(Dataset items)

┄┄┄┄┄┄┄┄┄┄┄┄┄┄┄┄┄┄┄┄

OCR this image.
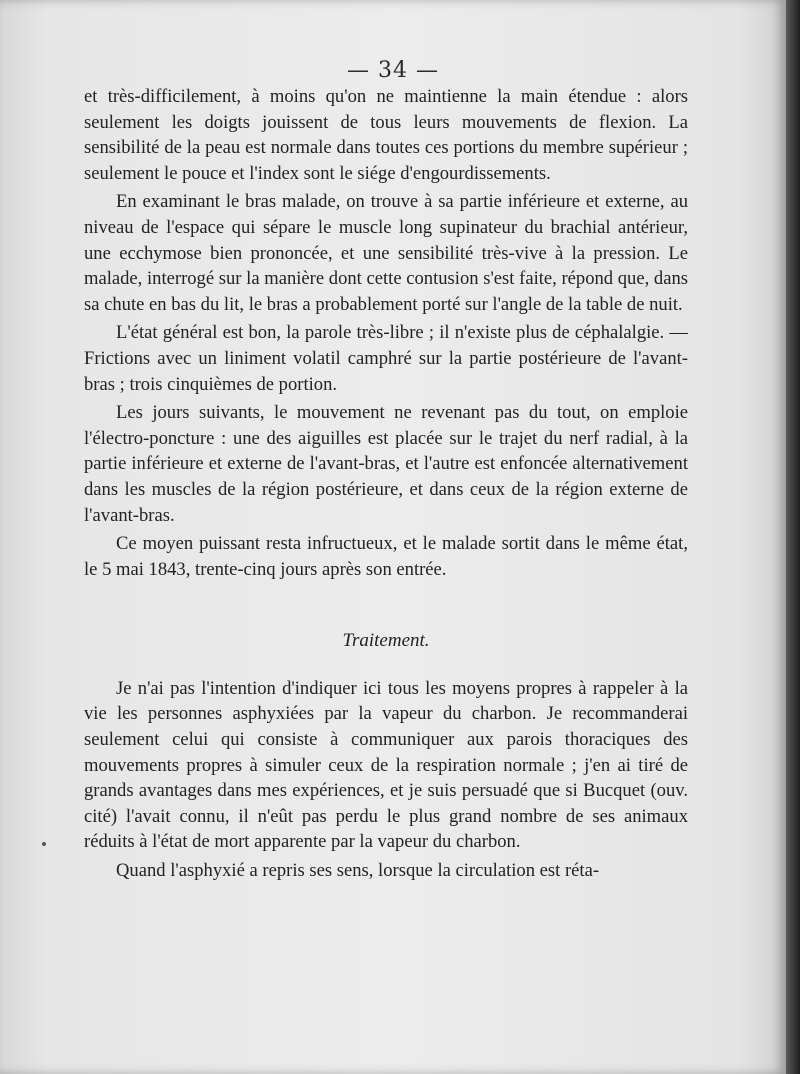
— 34 —

et très-difficilement, à moins qu'on ne maintienne la main étendue : alors seulement les doigts jouissent de tous leurs mouvements de flexion. La sensibilité de la peau est normale dans toutes ces portions du membre supérieur ; seulement le pouce et l'index sont le siége d'engourdissements.

En examinant le bras malade, on trouve à sa partie inférieure et externe, au niveau de l'espace qui sépare le muscle long supinateur du brachial antérieur, une ecchymose bien prononcée, et une sensibilité très-vive à la pression. Le malade, interrogé sur la manière dont cette contusion s'est faite, répond que, dans sa chute en bas du lit, le bras a probablement porté sur l'angle de la table de nuit.

L'état général est bon, la parole très-libre ; il n'existe plus de céphalalgie. — Frictions avec un liniment volatil camphré sur la partie postérieure de l'avant-bras ; trois cinquièmes de portion.

Les jours suivants, le mouvement ne revenant pas du tout, on emploie l'électro-poncture : une des aiguilles est placée sur le trajet du nerf radial, à la partie inférieure et externe de l'avant-bras, et l'autre est enfoncée alternativement dans les muscles de la région postérieure, et dans ceux de la région externe de l'avant-bras.

Ce moyen puissant resta infructueux, et le malade sortit dans le même état, le 5 mai 1843, trente-cinq jours après son entrée.

Traitement.

Je n'ai pas l'intention d'indiquer ici tous les moyens propres à rappeler à la vie les personnes asphyxiées par la vapeur du charbon. Je recommanderai seulement celui qui consiste à communiquer aux parois thoraciques des mouvements propres à simuler ceux de la respiration normale ; j'en ai tiré de grands avantages dans mes expériences, et je suis persuadé que si Bucquet (ouv. cité) l'avait connu, il n'eût pas perdu le plus grand nombre de ses animaux réduits à l'état de mort apparente par la vapeur du charbon.

Quand l'asphyxié a repris ses sens, lorsque la circulation est réta-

┄┄┄┄┄┄┄┄┄┄┄┄┄┄┄┄┄┄┄┄

Problem statement: With the pictures left out, transcribe the material exactly.

Correct result:
OCR this image.
— 34 —

et très-difficilement, à moins qu'on ne maintienne la main étendue : alors seulement les doigts jouissent de tous leurs mouvements de flexion. La sensibilité de la peau est normale dans toutes ces portions du membre supérieur ; seulement le pouce et l'index sont le siége d'engourdissements.

En examinant le bras malade, on trouve à sa partie inférieure et externe, au niveau de l'espace qui sépare le muscle long supinateur du brachial antérieur, une ecchymose bien prononcée, et une sensibilité très-vive à la pression. Le malade, interrogé sur la manière dont cette contusion s'est faite, répond que, dans sa chute en bas du lit, le bras a probablement porté sur l'angle de la table de nuit.

L'état général est bon, la parole très-libre ; il n'existe plus de céphalalgie. — Frictions avec un liniment volatil camphré sur la partie postérieure de l'avant-bras ; trois cinquièmes de portion.

Les jours suivants, le mouvement ne revenant pas du tout, on emploie l'électro-poncture : une des aiguilles est placée sur le trajet du nerf radial, à la partie inférieure et externe de l'avant-bras, et l'autre est enfoncée alternativement dans les muscles de la région postérieure, et dans ceux de la région externe de l'avant-bras.

Ce moyen puissant resta infructueux, et le malade sortit dans le même état, le 5 mai 1843, trente-cinq jours après son entrée.

Traitement.

Je n'ai pas l'intention d'indiquer ici tous les moyens propres à rappeler à la vie les personnes asphyxiées par la vapeur du charbon. Je recommanderai seulement celui qui consiste à communiquer aux parois thoraciques des mouvements propres à simuler ceux de la respiration normale ; j'en ai tiré de grands avantages dans mes expériences, et je suis persuadé que si Bucquet (ouv. cité) l'avait connu, il n'eût pas perdu le plus grand nombre de ses animaux réduits à l'état de mort apparente par la vapeur du charbon.

Quand l'asphyxié a repris ses sens, lorsque la circulation est réta-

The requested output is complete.